== Stated exercise ==
Return every line of the data below that includes the string "obrazovka".

== Data to process ==
--- start ---

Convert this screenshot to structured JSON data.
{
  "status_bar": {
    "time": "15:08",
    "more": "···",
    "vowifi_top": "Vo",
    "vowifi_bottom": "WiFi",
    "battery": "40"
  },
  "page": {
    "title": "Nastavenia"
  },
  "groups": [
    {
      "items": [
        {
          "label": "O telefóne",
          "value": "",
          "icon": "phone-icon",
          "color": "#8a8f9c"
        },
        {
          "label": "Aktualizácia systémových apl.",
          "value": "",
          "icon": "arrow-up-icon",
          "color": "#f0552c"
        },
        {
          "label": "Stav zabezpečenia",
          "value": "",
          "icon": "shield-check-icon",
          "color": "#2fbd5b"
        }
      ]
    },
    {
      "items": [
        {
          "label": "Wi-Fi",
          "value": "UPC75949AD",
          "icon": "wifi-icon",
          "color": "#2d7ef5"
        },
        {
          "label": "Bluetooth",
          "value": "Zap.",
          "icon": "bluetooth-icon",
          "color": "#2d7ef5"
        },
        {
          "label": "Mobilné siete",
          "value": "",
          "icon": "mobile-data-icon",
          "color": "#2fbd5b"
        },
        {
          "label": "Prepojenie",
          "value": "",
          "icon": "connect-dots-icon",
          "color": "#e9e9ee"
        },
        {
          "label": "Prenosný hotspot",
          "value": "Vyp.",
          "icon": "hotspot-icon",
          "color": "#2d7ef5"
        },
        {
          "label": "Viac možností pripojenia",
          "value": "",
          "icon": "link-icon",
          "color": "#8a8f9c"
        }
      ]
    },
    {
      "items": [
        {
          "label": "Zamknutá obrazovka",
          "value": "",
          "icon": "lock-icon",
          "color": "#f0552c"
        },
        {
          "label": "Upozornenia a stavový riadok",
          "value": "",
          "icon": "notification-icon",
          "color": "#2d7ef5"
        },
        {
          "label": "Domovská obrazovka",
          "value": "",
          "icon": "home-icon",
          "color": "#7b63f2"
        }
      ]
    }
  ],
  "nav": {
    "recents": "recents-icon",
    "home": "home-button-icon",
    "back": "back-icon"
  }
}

--- end ---

== Response ==
          "label": "Zamknutá obrazovka",
          "label": "Domovská obrazovka",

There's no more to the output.